TASK
Look for "true" in each line of the entries, and return the matching lines.

Figure contents as structured data:

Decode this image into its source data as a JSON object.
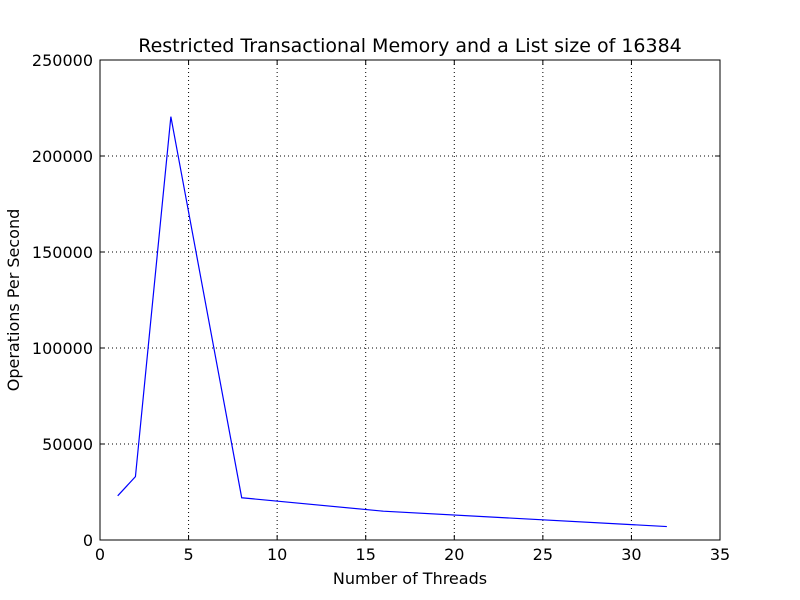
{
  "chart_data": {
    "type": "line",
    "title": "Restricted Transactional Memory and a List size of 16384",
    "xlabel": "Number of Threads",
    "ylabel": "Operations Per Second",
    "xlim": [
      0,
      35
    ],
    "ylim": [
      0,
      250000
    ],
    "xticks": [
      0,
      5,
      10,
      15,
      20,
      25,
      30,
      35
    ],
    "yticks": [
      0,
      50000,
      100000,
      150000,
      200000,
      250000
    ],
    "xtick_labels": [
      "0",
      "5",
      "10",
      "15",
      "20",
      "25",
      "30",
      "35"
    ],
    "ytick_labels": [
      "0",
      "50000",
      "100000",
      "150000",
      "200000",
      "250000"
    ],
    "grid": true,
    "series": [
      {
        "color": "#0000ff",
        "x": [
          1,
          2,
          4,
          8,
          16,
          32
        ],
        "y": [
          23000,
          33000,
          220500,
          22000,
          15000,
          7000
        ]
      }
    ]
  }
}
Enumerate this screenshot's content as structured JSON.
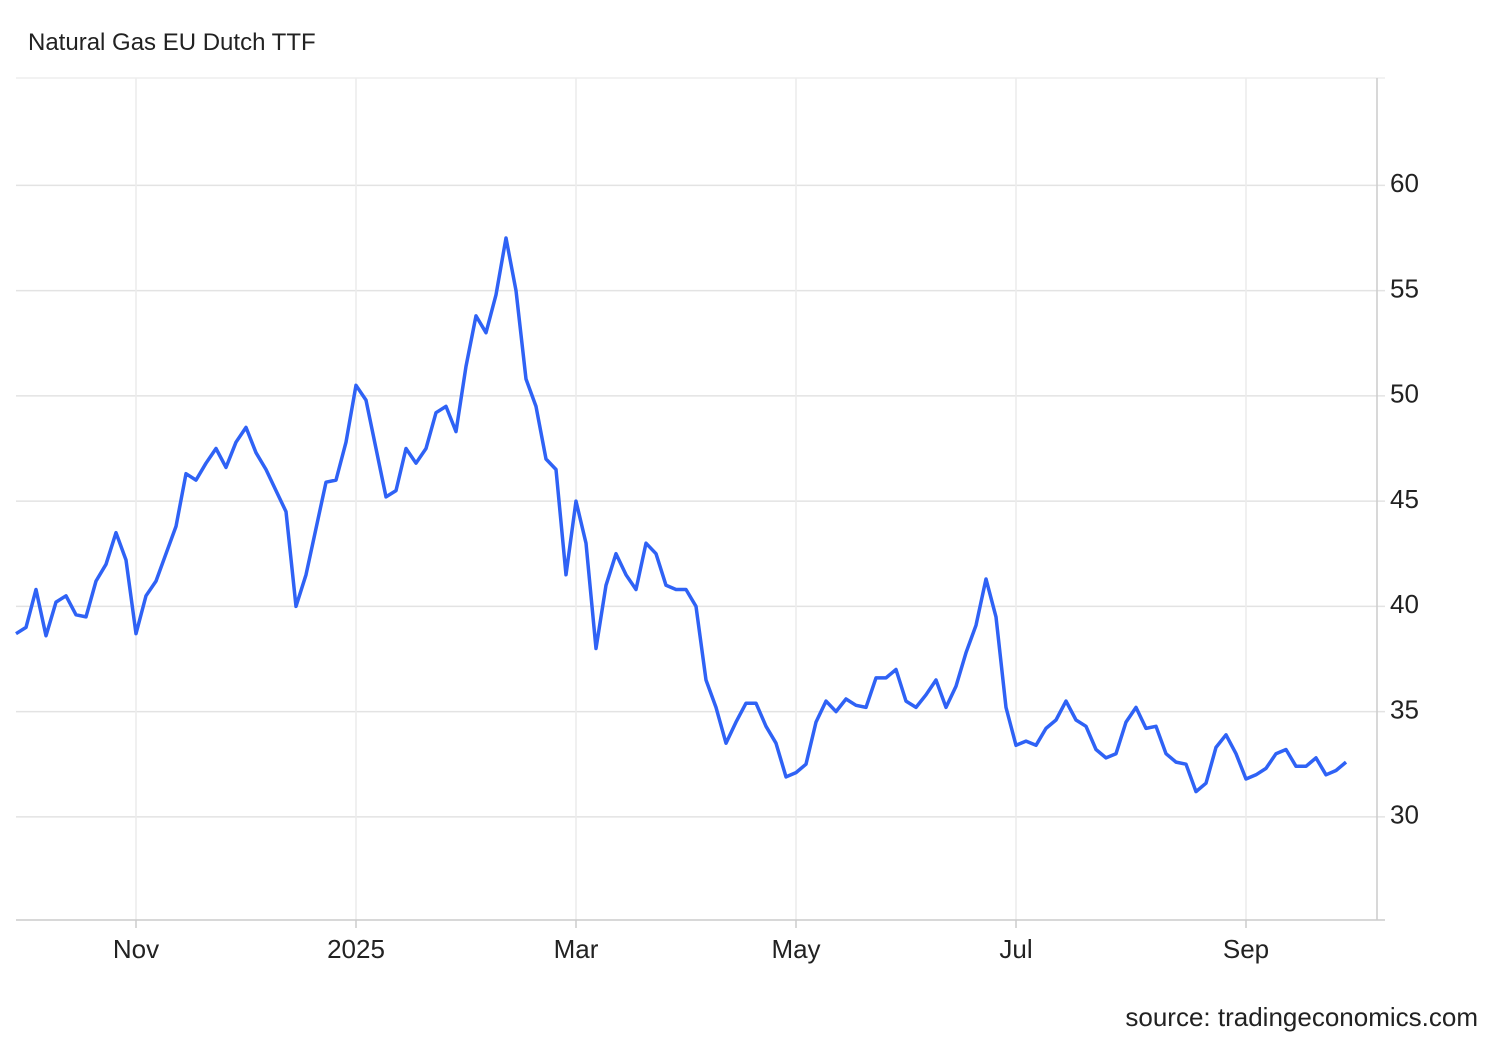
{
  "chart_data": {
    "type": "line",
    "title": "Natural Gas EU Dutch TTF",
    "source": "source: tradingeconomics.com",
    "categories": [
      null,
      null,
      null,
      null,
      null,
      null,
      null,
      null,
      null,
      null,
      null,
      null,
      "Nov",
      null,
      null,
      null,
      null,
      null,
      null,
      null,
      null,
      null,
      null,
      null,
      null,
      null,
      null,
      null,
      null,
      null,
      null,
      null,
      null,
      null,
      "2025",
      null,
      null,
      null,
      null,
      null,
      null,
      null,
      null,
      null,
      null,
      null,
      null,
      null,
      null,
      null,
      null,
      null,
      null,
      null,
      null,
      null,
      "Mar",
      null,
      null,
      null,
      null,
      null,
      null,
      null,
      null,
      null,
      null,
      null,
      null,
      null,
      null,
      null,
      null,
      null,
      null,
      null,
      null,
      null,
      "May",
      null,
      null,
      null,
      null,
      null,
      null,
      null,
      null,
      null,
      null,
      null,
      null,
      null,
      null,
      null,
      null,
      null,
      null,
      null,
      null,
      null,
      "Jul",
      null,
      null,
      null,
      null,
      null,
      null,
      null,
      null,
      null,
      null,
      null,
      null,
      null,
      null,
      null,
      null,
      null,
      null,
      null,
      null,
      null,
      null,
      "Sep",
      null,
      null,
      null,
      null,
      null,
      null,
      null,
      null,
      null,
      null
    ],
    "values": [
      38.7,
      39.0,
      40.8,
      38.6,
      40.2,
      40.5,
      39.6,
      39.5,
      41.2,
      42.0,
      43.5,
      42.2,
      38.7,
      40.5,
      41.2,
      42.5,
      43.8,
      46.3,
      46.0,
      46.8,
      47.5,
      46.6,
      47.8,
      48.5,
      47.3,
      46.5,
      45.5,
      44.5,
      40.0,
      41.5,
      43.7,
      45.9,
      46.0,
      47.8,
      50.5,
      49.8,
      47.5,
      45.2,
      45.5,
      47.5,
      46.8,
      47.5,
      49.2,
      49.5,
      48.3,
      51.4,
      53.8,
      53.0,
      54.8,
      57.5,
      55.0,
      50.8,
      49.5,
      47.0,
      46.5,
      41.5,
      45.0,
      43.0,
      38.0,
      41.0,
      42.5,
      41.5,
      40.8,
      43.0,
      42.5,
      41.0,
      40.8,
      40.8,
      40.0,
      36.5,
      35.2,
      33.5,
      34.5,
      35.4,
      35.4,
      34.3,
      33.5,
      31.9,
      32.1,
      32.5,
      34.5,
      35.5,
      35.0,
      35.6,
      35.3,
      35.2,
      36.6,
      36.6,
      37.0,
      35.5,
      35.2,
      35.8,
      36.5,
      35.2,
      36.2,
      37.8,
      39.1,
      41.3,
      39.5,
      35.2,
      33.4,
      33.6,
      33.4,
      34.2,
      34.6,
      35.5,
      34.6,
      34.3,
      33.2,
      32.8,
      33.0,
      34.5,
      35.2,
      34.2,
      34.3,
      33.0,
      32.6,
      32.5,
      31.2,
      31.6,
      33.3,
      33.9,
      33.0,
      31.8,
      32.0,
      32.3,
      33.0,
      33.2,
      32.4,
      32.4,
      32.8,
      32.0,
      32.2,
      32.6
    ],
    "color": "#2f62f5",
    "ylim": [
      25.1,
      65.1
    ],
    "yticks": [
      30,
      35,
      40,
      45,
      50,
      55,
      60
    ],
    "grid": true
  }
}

--

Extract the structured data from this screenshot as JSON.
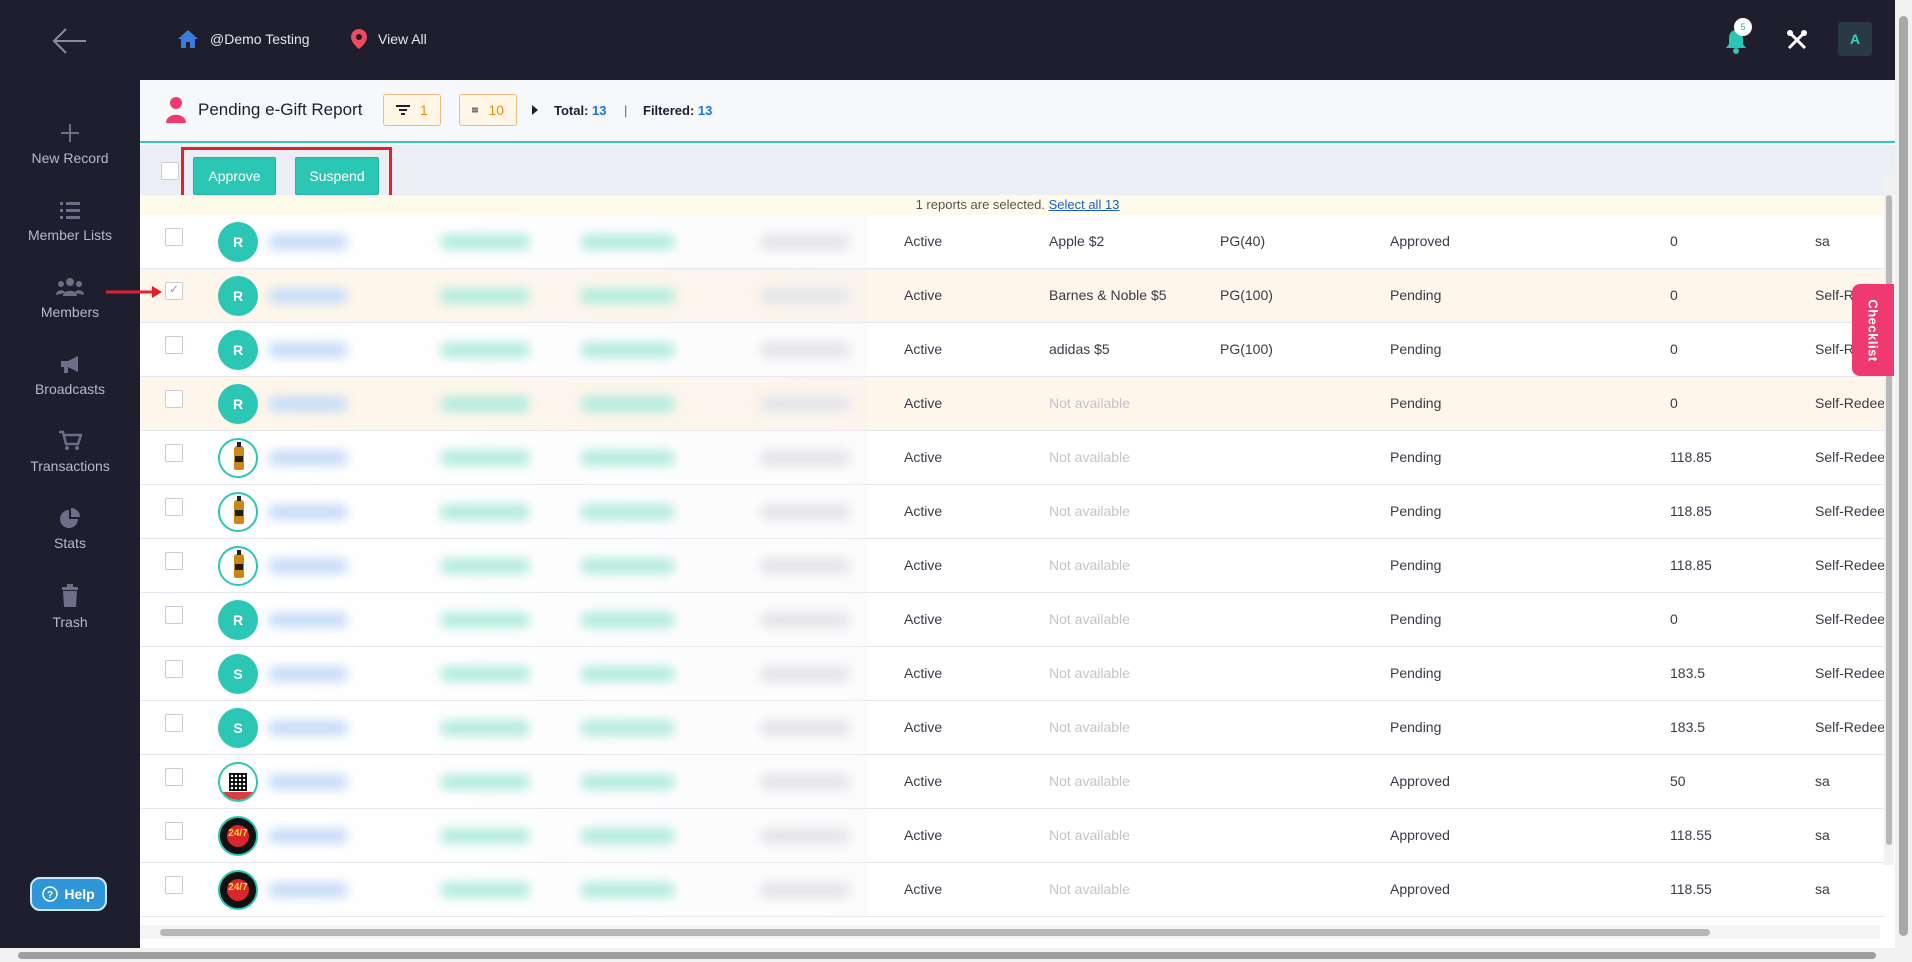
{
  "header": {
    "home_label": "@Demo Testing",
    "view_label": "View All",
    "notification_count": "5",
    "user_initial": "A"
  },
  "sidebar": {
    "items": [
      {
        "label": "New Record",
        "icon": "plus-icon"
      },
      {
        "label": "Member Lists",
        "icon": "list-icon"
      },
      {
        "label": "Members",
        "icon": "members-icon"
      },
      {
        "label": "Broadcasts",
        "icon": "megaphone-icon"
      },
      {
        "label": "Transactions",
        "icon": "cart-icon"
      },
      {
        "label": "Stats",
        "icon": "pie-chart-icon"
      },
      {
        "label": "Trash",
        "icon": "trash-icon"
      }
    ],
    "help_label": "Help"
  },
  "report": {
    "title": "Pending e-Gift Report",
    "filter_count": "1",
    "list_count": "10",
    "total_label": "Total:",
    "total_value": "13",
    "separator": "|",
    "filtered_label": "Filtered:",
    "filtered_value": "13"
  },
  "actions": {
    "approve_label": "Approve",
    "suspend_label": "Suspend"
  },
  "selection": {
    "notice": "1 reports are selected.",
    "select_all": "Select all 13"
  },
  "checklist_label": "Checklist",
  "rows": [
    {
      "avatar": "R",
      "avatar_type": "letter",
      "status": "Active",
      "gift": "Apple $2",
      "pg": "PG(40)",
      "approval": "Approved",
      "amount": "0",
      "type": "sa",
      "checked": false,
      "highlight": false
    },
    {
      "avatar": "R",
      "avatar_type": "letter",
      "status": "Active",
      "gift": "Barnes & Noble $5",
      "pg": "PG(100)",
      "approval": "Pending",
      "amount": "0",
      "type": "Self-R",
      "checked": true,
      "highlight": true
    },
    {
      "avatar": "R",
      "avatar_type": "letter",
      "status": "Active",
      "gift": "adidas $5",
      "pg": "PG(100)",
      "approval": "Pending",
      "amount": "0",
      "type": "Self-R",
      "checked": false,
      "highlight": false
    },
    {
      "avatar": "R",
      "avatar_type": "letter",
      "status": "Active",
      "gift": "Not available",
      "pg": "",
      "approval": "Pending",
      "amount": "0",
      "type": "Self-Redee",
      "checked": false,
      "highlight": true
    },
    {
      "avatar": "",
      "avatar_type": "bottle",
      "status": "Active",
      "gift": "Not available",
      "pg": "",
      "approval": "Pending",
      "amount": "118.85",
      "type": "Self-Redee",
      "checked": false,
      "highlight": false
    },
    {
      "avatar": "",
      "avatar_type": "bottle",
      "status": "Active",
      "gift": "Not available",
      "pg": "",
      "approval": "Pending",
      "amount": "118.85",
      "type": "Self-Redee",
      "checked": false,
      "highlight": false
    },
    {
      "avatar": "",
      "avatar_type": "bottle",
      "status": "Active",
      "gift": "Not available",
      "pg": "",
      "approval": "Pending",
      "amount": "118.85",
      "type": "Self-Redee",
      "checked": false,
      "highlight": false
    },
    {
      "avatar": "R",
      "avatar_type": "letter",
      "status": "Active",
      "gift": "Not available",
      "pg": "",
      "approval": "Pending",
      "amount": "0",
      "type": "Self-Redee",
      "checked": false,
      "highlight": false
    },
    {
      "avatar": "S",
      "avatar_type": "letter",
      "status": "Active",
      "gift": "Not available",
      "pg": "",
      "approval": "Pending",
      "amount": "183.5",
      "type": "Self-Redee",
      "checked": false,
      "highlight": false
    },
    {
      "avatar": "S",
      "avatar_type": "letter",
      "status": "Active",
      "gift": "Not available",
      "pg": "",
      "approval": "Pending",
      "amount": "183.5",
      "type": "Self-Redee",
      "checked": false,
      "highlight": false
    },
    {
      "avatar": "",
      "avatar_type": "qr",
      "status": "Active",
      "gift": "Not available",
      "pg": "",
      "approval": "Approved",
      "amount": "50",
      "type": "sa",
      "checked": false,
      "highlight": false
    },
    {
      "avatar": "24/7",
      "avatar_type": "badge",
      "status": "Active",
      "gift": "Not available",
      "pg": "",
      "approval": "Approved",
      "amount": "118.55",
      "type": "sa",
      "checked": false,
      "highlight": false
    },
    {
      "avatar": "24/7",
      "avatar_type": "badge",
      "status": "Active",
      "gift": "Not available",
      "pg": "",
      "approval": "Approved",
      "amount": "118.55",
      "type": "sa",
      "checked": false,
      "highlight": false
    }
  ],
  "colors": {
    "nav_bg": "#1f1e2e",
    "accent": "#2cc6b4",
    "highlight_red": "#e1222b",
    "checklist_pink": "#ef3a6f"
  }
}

SOLUTION TO THIS TASK
    "grid": true,
    "grid": true
      "checked": true,
      "highlight": true
      "highlight": true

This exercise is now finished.